◆ The problem ◆
Read the data and repeat it in full, exactly.

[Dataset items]
====

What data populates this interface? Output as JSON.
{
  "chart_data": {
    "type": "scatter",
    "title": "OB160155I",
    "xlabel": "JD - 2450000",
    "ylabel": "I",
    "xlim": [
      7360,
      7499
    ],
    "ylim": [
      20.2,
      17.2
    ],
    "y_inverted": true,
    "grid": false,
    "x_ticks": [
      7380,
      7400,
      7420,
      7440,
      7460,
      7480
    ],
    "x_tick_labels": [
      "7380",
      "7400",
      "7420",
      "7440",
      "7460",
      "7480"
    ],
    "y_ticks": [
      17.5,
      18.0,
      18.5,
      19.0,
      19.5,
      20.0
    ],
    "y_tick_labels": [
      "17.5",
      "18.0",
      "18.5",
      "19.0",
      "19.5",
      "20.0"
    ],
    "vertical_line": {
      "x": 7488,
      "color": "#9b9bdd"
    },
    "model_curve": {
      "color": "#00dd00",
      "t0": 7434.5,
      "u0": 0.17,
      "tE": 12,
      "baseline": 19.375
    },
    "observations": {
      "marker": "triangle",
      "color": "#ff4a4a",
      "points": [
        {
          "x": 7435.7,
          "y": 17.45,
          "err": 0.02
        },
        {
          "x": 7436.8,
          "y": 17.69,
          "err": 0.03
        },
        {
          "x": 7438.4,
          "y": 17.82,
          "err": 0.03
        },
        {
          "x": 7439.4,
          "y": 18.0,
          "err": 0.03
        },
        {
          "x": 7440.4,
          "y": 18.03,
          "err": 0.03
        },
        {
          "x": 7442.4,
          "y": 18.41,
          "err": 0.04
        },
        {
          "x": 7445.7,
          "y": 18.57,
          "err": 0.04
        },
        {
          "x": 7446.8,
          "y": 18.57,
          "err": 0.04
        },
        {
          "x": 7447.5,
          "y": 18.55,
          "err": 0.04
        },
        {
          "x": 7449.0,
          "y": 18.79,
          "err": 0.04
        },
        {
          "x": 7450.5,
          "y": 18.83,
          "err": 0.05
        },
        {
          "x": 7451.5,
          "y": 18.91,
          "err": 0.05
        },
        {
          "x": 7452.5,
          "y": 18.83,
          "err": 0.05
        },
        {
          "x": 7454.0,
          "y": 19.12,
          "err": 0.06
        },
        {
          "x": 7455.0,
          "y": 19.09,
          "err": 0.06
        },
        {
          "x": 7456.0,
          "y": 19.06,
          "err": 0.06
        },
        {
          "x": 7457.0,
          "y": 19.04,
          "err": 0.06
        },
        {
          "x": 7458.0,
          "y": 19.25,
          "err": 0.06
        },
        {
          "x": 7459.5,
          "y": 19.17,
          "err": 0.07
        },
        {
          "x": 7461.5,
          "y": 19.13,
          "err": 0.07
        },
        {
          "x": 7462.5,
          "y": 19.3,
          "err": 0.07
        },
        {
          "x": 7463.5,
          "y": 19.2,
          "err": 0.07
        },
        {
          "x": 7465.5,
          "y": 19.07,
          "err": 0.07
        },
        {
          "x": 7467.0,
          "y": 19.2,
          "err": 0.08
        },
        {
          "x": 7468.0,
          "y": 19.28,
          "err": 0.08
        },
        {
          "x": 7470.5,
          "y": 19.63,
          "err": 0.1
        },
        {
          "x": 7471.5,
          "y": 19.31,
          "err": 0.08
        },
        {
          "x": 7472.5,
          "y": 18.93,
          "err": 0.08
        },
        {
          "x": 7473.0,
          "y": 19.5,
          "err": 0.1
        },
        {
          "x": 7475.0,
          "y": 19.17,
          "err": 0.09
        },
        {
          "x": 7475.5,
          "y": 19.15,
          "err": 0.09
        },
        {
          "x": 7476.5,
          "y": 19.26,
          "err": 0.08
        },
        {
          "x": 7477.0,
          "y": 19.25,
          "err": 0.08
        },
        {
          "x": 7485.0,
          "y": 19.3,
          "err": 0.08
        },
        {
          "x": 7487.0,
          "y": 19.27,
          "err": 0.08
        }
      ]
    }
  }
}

====

◆ Output ◆
What data populates this interface? Output as JSON.
{
  "chart_data": {
    "type": "scatter",
    "title": "OB160155I",
    "xlabel": "JD - 2450000",
    "ylabel": "I",
    "xlim": [
      7360,
      7499
    ],
    "ylim": [
      20.2,
      17.2
    ],
    "y_inverted": true,
    "grid": false,
    "x_ticks": [
      7380,
      7400,
      7420,
      7440,
      7460,
      7480
    ],
    "x_tick_labels": [
      "7380",
      "7400",
      "7420",
      "7440",
      "7460",
      "7480"
    ],
    "y_ticks": [
      17.5,
      18.0,
      18.5,
      19.0,
      19.5,
      20.0
    ],
    "y_tick_labels": [
      "17.5",
      "18.0",
      "18.5",
      "19.0",
      "19.5",
      "20.0"
    ],
    "vertical_line": {
      "x": 7488,
      "color": "#9b9bdd"
    },
    "model_curve": {
      "color": "#00dd00",
      "t0": 7434.5,
      "u0": 0.17,
      "tE": 12,
      "baseline": 19.375
    },
    "observations": {
      "marker": "triangle",
      "color": "#ff4a4a",
      "points": [
        {
          "x": 7435.7,
          "y": 17.45,
          "err": 0.02
        },
        {
          "x": 7436.8,
          "y": 17.69,
          "err": 0.03
        },
        {
          "x": 7438.4,
          "y": 17.82,
          "err": 0.03
        },
        {
          "x": 7439.4,
          "y": 18.0,
          "err": 0.03
        },
        {
          "x": 7440.4,
          "y": 18.03,
          "err": 0.03
        },
        {
          "x": 7442.4,
          "y": 18.41,
          "err": 0.04
        },
        {
          "x": 7445.7,
          "y": 18.57,
          "err": 0.04
        },
        {
          "x": 7446.8,
          "y": 18.57,
          "err": 0.04
        },
        {
          "x": 7447.5,
          "y": 18.55,
          "err": 0.04
        },
        {
          "x": 7449.0,
          "y": 18.79,
          "err": 0.04
        },
        {
          "x": 7450.5,
          "y": 18.83,
          "err": 0.05
        },
        {
          "x": 7451.5,
          "y": 18.91,
          "err": 0.05
        },
        {
          "x": 7452.5,
          "y": 18.83,
          "err": 0.05
        },
        {
          "x": 7454.0,
          "y": 19.12,
          "err": 0.06
        },
        {
          "x": 7455.0,
          "y": 19.09,
          "err": 0.06
        },
        {
          "x": 7456.0,
          "y": 19.06,
          "err": 0.06
        },
        {
          "x": 7457.0,
          "y": 19.04,
          "err": 0.06
        },
        {
          "x": 7458.0,
          "y": 19.25,
          "err": 0.06
        },
        {
          "x": 7459.5,
          "y": 19.17,
          "err": 0.07
        },
        {
          "x": 7461.5,
          "y": 19.13,
          "err": 0.07
        },
        {
          "x": 7462.5,
          "y": 19.3,
          "err": 0.07
        },
        {
          "x": 7463.5,
          "y": 19.2,
          "err": 0.07
        },
        {
          "x": 7465.5,
          "y": 19.07,
          "err": 0.07
        },
        {
          "x": 7467.0,
          "y": 19.2,
          "err": 0.08
        },
        {
          "x": 7468.0,
          "y": 19.28,
          "err": 0.08
        },
        {
          "x": 7470.5,
          "y": 19.63,
          "err": 0.1
        },
        {
          "x": 7471.5,
          "y": 19.31,
          "err": 0.08
        },
        {
          "x": 7472.5,
          "y": 18.93,
          "err": 0.08
        },
        {
          "x": 7473.0,
          "y": 19.5,
          "err": 0.1
        },
        {
          "x": 7475.0,
          "y": 19.17,
          "err": 0.09
        },
        {
          "x": 7475.5,
          "y": 19.15,
          "err": 0.09
        },
        {
          "x": 7476.5,
          "y": 19.26,
          "err": 0.08
        },
        {
          "x": 7477.0,
          "y": 19.25,
          "err": 0.08
        },
        {
          "x": 7485.0,
          "y": 19.3,
          "err": 0.08
        },
        {
          "x": 7487.0,
          "y": 19.27,
          "err": 0.08
        }
      ]
    }
  }
}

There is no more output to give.